● **TASK TO COMPLETE**
Verbatim output of all the material below is required.

— Begin STORED DATA —

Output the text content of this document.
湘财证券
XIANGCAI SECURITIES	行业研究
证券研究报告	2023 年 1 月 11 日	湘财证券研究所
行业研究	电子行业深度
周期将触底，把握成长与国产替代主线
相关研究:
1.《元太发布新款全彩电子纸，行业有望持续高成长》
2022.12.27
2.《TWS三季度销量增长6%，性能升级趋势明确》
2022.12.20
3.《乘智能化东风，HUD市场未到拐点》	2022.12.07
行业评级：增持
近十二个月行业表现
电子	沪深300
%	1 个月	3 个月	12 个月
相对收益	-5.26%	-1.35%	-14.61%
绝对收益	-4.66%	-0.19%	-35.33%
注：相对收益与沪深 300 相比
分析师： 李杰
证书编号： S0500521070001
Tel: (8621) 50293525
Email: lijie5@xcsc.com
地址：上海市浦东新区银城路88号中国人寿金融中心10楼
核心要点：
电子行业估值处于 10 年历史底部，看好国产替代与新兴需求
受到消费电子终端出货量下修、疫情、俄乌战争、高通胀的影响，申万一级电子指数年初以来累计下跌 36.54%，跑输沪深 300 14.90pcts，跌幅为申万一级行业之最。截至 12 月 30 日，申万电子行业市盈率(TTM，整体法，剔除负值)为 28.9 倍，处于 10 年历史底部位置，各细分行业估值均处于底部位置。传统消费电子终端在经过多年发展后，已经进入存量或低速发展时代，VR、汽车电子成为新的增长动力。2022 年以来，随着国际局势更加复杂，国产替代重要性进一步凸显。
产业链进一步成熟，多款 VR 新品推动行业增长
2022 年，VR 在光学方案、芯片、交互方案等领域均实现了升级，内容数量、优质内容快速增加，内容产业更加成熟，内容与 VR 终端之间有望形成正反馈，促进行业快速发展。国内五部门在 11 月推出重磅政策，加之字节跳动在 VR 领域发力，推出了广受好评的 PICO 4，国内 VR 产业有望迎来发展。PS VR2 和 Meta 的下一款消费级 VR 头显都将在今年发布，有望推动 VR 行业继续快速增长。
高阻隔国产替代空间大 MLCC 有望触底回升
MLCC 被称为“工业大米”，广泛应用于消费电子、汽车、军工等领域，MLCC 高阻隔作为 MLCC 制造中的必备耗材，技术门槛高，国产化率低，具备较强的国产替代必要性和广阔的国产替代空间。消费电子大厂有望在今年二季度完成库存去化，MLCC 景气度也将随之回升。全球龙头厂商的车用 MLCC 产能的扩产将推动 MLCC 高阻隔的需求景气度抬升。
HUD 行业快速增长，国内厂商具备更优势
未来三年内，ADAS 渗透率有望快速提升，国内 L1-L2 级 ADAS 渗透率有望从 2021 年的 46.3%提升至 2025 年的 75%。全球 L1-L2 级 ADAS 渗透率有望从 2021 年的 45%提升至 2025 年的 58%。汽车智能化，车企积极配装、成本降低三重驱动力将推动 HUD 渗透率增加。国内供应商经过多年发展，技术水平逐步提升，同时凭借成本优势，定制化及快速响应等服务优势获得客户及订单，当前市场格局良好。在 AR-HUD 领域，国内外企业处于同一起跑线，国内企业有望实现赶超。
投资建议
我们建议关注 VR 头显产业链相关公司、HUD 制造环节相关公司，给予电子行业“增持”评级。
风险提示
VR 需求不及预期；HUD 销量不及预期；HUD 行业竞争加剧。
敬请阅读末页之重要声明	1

— End STORED DATA —

● **RESPONSE TO THE TASK**
Output the text content of this document.
湘财证券
XIANGCAI SECURITIES	行业研究
证券研究报告	2023 年 1 月 11 日	湘财证券研究所
行业研究	电子行业深度
周期将触底，把握成长与国产替代主线
相关研究:
1.《元太发布新款全彩电子纸，行业有望持续高成长》
2022.12.27
2.《TWS三季度销量增长6%，性能升级趋势明确》
2022.12.20
3.《乘智能化东风，HUD市场未到拐点》	2022.12.07
行业评级：增持
近十二个月行业表现
电子	沪深300
%	1 个月	3 个月	12 个月
相对收益	-5.26%	-1.35%	-14.61%
绝对收益	-4.66%	-0.19%	-35.33%
注：相对收益与沪深 300 相比
分析师： 李杰
证书编号： S0500521070001
Tel: (8621) 50293525
Email: lijie5@xcsc.com
地址：上海市浦东新区银城路88号中国人寿金融中心10楼
核心要点：
电子行业估值处于 10 年历史底部，看好国产替代与新兴需求
受到消费电子终端出货量下修、疫情、俄乌战争、高通胀的影响，申万一级电子指数年初以来累计下跌 36.54%，跑输沪深 300 14.90pcts，跌幅为申万一级行业之最。截至 12 月 30 日，申万电子行业市盈率(TTM，整体法，剔除负值)为 28.9 倍，处于 10 年历史底部位置，各细分行业估值均处于底部位置。传统消费电子终端在经过多年发展后，已经进入存量或低速发展时代，VR、汽车电子成为新的增长动力。2022 年以来，随着国际局势更加复杂，国产替代重要性进一步凸显。
产业链进一步成熟，多款 VR 新品推动行业增长
2022 年，VR 在光学方案、芯片、交互方案等领域均实现了升级，内容数量、优质内容快速增加，内容产业更加成熟，内容与 VR 终端之间有望形成正反馈，促进行业快速发展。国内五部门在 11 月推出重磅政策，加之字节跳动在 VR 领域发力，推出了广受好评的 PICO 4，国内 VR 产业有望迎来发展。PS VR2 和 Meta 的下一款消费级 VR 头显都将在今年发布，有望推动 VR 行业继续快速增长。
高阻隔国产替代空间大 MLCC 有望触底回升
MLCC 被称为“工业大米”，广泛应用于消费电子、汽车、军工等领域，MLCC 高阻隔作为 MLCC 制造中的必备耗材，技术门槛高，国产化率低，具备较强的国产替代必要性和广阔的国产替代空间。消费电子大厂有望在今年二季度完成库存去化，MLCC 景气度也将随之回升。全球龙头厂商的车用 MLCC 产能的扩产将推动 MLCC 高阻隔的需求景气度抬升。
HUD 行业快速增长，国内厂商具备更优势
未来三年内，ADAS 渗透率有望快速提升，国内 L1-L2 级 ADAS 渗透率有望从 2021 年的 46.3%提升至 2025 年的 75%。全球 L1-L2 级 ADAS 渗透率有望从 2021 年的 45%提升至 2025 年的 58%。汽车智能化，车企积极配装、成本降低三重驱动力将推动 HUD 渗透率增加。国内供应商经过多年发展，技术水平逐步提升，同时凭借成本优势，定制化及快速响应等服务优势获得客户及订单，当前市场格局良好。在 AR-HUD 领域，国内外企业处于同一起跑线，国内企业有望实现赶超。
投资建议
我们建议关注 VR 头显产业链相关公司、HUD 制造环节相关公司，给予电子行业“增持”评级。
风险提示
VR 需求不及预期；HUD 销量不及预期；HUD 行业竞争加剧。
敬请阅读末页之重要声明	1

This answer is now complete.